● **WHAT YOU SHOULD DO**
Say how many lines in the records include the string "Infiniy", adding no other words.

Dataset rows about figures
● ● ●
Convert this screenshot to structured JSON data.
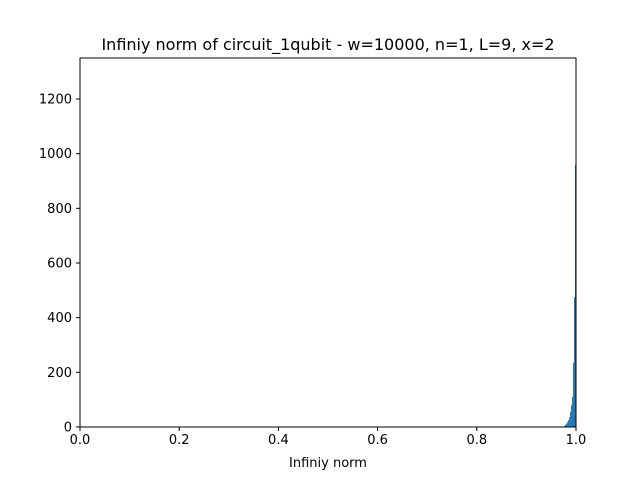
{
  "chart_data": {
    "type": "bar",
    "title": "Infiniy norm of circuit_1qubit - w=10000, n=1, L=9, x=2",
    "xlabel": "Infiniy norm",
    "ylabel": "",
    "xlim": [
      0.0,
      1.0
    ],
    "ylim": [
      0,
      1350
    ],
    "x_ticks": [
      {
        "value": 0.0,
        "label": "0.0"
      },
      {
        "value": 0.2,
        "label": "0.2"
      },
      {
        "value": 0.4,
        "label": "0.4"
      },
      {
        "value": 0.6,
        "label": "0.6"
      },
      {
        "value": 0.8,
        "label": "0.8"
      },
      {
        "value": 1.0,
        "label": "1.0"
      }
    ],
    "y_ticks": [
      {
        "value": 0,
        "label": "0"
      },
      {
        "value": 200,
        "label": "200"
      },
      {
        "value": 400,
        "label": "400"
      },
      {
        "value": 600,
        "label": "600"
      },
      {
        "value": 800,
        "label": "800"
      },
      {
        "value": 1000,
        "label": "1000"
      },
      {
        "value": 1200,
        "label": "1200"
      }
    ],
    "grid": false,
    "legend": "none",
    "bar_color": "#1f77b4",
    "bins": [
      {
        "x": 0.977,
        "y": 5
      },
      {
        "x": 0.979,
        "y": 8
      },
      {
        "x": 0.981,
        "y": 12
      },
      {
        "x": 0.983,
        "y": 18
      },
      {
        "x": 0.985,
        "y": 25
      },
      {
        "x": 0.987,
        "y": 35
      },
      {
        "x": 0.989,
        "y": 55
      },
      {
        "x": 0.991,
        "y": 80
      },
      {
        "x": 0.993,
        "y": 110
      },
      {
        "x": 0.995,
        "y": 235
      },
      {
        "x": 0.997,
        "y": 475
      },
      {
        "x": 0.999,
        "y": 960
      }
    ],
    "bin_width": 0.002
  }
}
● ● ●
● **SOLUTION TO THIS PROBLEM**
2